* [Exercise details]: Find every line in the records below that holds the word "object", and copy it out.

* [Input data]:
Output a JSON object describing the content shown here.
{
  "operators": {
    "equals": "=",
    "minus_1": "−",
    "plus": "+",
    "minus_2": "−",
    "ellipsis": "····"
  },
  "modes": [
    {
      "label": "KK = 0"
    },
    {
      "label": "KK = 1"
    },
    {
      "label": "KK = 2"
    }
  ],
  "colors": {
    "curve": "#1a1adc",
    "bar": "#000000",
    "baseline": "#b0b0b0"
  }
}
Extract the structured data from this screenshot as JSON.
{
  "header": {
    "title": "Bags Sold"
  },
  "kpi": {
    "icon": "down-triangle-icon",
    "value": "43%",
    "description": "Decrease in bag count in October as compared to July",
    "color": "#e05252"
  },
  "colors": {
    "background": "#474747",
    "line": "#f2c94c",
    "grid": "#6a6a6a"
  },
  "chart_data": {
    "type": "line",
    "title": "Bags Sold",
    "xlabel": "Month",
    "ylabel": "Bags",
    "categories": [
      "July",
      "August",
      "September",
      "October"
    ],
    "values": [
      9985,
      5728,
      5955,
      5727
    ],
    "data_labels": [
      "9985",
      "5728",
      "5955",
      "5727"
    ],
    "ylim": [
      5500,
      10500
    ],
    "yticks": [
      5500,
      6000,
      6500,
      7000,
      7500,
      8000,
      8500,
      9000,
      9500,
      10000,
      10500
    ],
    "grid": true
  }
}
==
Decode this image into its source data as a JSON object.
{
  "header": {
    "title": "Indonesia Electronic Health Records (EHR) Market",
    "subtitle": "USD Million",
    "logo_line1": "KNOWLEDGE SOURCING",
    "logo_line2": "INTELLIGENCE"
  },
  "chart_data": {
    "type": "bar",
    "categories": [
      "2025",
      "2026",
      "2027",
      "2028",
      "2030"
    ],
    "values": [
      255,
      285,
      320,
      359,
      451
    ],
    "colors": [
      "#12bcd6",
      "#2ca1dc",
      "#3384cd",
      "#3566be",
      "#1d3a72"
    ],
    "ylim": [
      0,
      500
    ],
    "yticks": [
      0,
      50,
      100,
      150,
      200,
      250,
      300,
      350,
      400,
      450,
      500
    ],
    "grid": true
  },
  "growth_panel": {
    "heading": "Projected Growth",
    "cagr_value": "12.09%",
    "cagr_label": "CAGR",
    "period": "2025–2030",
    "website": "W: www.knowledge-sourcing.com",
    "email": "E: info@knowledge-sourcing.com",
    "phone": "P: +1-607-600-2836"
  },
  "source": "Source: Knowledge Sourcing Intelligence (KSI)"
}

* [Reply]:
Output a JSON object describing the content shown here.
Decode this image into its source data as a JSON object.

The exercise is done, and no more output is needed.